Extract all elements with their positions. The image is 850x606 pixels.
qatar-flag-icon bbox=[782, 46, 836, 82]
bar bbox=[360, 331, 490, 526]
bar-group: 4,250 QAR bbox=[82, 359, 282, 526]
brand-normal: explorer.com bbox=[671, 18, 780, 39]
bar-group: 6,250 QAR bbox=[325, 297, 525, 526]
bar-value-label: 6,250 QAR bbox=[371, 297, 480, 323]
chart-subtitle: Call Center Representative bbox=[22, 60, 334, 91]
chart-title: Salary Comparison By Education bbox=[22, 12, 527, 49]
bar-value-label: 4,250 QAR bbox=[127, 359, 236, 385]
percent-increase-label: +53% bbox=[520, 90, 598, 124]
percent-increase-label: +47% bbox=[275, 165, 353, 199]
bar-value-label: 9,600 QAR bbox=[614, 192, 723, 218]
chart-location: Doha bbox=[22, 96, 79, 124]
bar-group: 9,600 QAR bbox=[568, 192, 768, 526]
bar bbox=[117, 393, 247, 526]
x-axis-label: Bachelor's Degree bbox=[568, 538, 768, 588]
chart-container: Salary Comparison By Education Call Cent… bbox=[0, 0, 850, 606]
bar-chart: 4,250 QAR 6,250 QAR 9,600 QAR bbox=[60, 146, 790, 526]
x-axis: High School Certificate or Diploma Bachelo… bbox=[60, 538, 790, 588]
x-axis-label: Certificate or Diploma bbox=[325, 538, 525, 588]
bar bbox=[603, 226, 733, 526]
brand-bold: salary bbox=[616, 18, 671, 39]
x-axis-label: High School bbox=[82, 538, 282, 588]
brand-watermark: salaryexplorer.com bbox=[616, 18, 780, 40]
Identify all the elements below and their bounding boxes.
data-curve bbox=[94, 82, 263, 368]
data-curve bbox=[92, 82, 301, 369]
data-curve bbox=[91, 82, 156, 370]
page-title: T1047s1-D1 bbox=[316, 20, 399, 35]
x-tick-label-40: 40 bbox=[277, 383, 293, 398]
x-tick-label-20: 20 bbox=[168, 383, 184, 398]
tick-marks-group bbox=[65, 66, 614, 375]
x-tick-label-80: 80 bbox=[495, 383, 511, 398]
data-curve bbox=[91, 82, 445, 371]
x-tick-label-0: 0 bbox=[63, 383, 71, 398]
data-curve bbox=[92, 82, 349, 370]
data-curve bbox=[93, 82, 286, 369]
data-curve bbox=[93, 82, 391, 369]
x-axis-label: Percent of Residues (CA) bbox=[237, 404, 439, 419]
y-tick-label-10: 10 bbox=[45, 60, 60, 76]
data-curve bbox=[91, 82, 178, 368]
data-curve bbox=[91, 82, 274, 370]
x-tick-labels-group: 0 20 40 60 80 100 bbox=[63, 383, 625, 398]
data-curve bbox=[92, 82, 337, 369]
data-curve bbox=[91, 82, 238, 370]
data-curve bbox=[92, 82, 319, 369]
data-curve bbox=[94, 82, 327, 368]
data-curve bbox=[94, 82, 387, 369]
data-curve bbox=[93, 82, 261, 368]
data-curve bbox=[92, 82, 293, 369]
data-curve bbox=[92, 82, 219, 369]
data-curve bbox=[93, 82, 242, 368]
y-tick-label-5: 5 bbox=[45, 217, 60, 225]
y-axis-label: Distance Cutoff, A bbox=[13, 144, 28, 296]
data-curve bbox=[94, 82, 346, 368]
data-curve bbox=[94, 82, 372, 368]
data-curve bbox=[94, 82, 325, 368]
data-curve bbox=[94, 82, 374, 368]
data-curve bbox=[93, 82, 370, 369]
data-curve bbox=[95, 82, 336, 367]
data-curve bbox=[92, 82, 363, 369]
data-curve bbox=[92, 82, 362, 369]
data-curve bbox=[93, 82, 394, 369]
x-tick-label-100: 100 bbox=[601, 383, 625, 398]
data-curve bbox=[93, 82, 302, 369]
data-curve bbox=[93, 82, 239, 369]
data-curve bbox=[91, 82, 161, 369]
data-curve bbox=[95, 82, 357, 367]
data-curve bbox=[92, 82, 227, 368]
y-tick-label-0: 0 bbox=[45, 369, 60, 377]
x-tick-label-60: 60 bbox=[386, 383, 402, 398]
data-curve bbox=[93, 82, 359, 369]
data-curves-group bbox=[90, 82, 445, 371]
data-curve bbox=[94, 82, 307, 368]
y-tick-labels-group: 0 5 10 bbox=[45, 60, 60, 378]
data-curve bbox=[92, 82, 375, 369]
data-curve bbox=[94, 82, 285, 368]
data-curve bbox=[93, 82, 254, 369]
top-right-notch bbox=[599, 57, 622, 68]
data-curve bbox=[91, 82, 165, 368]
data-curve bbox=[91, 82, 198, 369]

Goal of the exercise:
Reproduce the entire listing above, from its first line to its last, with every line unchanged.

Complete answer:
Extract all elements with their positions. The image is 850x606 pixels.
qatar-flag-icon bbox=[782, 46, 836, 82]
bar bbox=[360, 331, 490, 526]
bar-group: 4,250 QAR bbox=[82, 359, 282, 526]
brand-normal: explorer.com bbox=[671, 18, 780, 39]
bar-group: 6,250 QAR bbox=[325, 297, 525, 526]
bar-value-label: 6,250 QAR bbox=[371, 297, 480, 323]
chart-subtitle: Call Center Representative bbox=[22, 60, 334, 91]
chart-title: Salary Comparison By Education bbox=[22, 12, 527, 49]
bar-value-label: 4,250 QAR bbox=[127, 359, 236, 385]
percent-increase-label: +53% bbox=[520, 90, 598, 124]
percent-increase-label: +47% bbox=[275, 165, 353, 199]
bar-value-label: 9,600 QAR bbox=[614, 192, 723, 218]
chart-location: Doha bbox=[22, 96, 79, 124]
bar-group: 9,600 QAR bbox=[568, 192, 768, 526]
bar bbox=[117, 393, 247, 526]
x-axis-label: Bachelor's Degree bbox=[568, 538, 768, 588]
chart-container: Salary Comparison By Education Call Cent… bbox=[0, 0, 850, 606]
bar-chart: 4,250 QAR 6,250 QAR 9,600 QAR bbox=[60, 146, 790, 526]
x-axis: High School Certificate or Diploma Bachelo… bbox=[60, 538, 790, 588]
x-axis-label: Certificate or Diploma bbox=[325, 538, 525, 588]
bar bbox=[603, 226, 733, 526]
brand-bold: salary bbox=[616, 18, 671, 39]
x-axis-label: High School bbox=[82, 538, 282, 588]
brand-watermark: salaryexplorer.com bbox=[616, 18, 780, 40]
Identify all the elements below and their bounding boxes.
data-curve bbox=[94, 82, 263, 368]
data-curve bbox=[92, 82, 301, 369]
data-curve bbox=[91, 82, 156, 370]
page-title: T1047s1-D1 bbox=[316, 20, 399, 35]
x-tick-label-40: 40 bbox=[277, 383, 293, 398]
x-tick-label-20: 20 bbox=[168, 383, 184, 398]
tick-marks-group bbox=[65, 66, 614, 375]
x-tick-label-80: 80 bbox=[495, 383, 511, 398]
data-curve bbox=[91, 82, 445, 371]
x-tick-label-0: 0 bbox=[63, 383, 71, 398]
data-curve bbox=[92, 82, 349, 370]
data-curve bbox=[93, 82, 286, 369]
data-curve bbox=[93, 82, 391, 369]
x-axis-label: Percent of Residues (CA) bbox=[237, 404, 439, 419]
y-tick-label-10: 10 bbox=[45, 60, 60, 76]
data-curve bbox=[91, 82, 178, 368]
data-curve bbox=[91, 82, 274, 370]
x-tick-labels-group: 0 20 40 60 80 100 bbox=[63, 383, 625, 398]
data-curve bbox=[92, 82, 337, 369]
data-curve bbox=[91, 82, 238, 370]
data-curve bbox=[92, 82, 319, 369]
data-curve bbox=[94, 82, 327, 368]
data-curve bbox=[94, 82, 387, 369]
data-curve bbox=[93, 82, 261, 368]
data-curve bbox=[92, 82, 293, 369]
data-curve bbox=[92, 82, 219, 369]
data-curve bbox=[93, 82, 242, 368]
y-tick-label-5: 5 bbox=[45, 217, 60, 225]
y-axis-label: Distance Cutoff, A bbox=[13, 144, 28, 296]
data-curve bbox=[94, 82, 346, 368]
data-curve bbox=[94, 82, 372, 368]
data-curve bbox=[94, 82, 325, 368]
data-curve bbox=[94, 82, 374, 368]
data-curve bbox=[93, 82, 370, 369]
data-curve bbox=[95, 82, 336, 367]
data-curve bbox=[92, 82, 363, 369]
data-curve bbox=[92, 82, 362, 369]
data-curve bbox=[93, 82, 394, 369]
x-tick-label-100: 100 bbox=[601, 383, 625, 398]
data-curve bbox=[93, 82, 302, 369]
data-curve bbox=[93, 82, 239, 369]
data-curve bbox=[91, 82, 161, 369]
data-curve bbox=[95, 82, 357, 367]
data-curve bbox=[92, 82, 227, 368]
y-tick-label-0: 0 bbox=[45, 369, 60, 377]
x-tick-label-60: 60 bbox=[386, 383, 402, 398]
data-curve bbox=[93, 82, 359, 369]
data-curves-group bbox=[90, 82, 445, 371]
data-curve bbox=[94, 82, 307, 368]
y-tick-labels-group: 0 5 10 bbox=[45, 60, 60, 378]
data-curve bbox=[92, 82, 375, 369]
data-curve bbox=[94, 82, 285, 368]
data-curve bbox=[93, 82, 254, 369]
top-right-notch bbox=[599, 57, 622, 68]
data-curve bbox=[91, 82, 165, 368]
data-curve bbox=[91, 82, 198, 369]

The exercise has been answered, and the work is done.